<<<<

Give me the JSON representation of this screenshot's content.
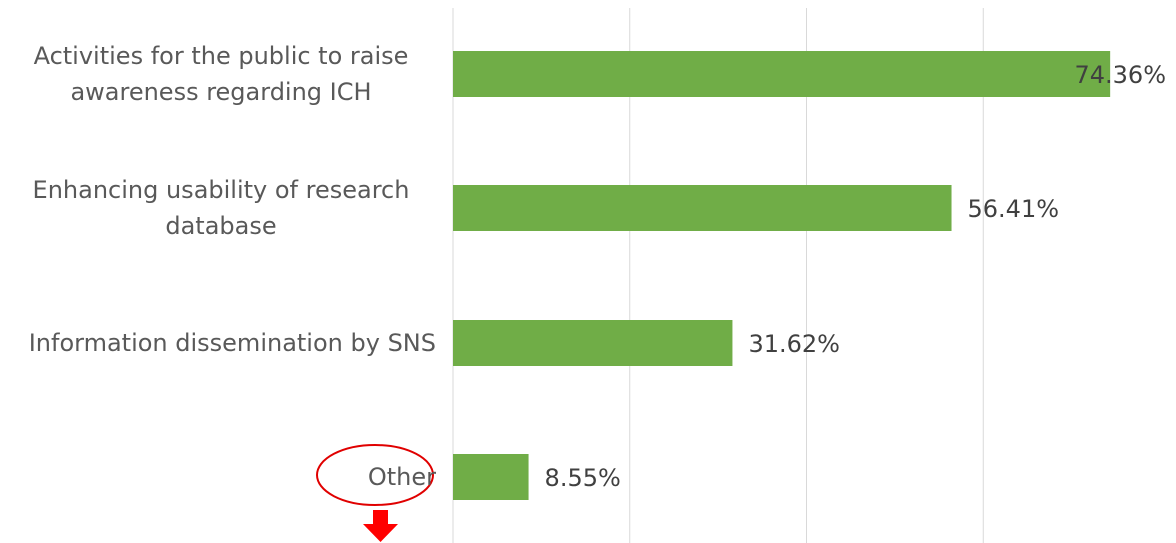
{
  "chart_data": {
    "type": "bar",
    "orientation": "horizontal",
    "categories": [
      "Activities for the public to raise awareness regarding ICH",
      "Enhancing usability of research database",
      "Information dissemination by SNS",
      "Other"
    ],
    "values": [
      74.36,
      56.41,
      31.62,
      8.55
    ],
    "value_labels": [
      "74.36%",
      "56.41%",
      "31.62%",
      "8.55%"
    ],
    "color": "#70ad47",
    "xlim": [
      0,
      80
    ],
    "xticks": [
      0,
      20,
      40,
      60
    ],
    "grid": true
  }
}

>>>>

== Given task ==
Return the full material word for word. Do not include the pictures.

== Solution for this problem ==
Give me the JSON representation of this screenshot's content.
{
  "chart_data": {
    "type": "bar",
    "orientation": "horizontal",
    "categories": [
      "Activities for the public to raise awareness regarding ICH",
      "Enhancing usability of research database",
      "Information dissemination by SNS",
      "Other"
    ],
    "values": [
      74.36,
      56.41,
      31.62,
      8.55
    ],
    "value_labels": [
      "74.36%",
      "56.41%",
      "31.62%",
      "8.55%"
    ],
    "color": "#70ad47",
    "xlim": [
      0,
      80
    ],
    "xticks": [
      0,
      20,
      40,
      60
    ],
    "grid": true
  }
}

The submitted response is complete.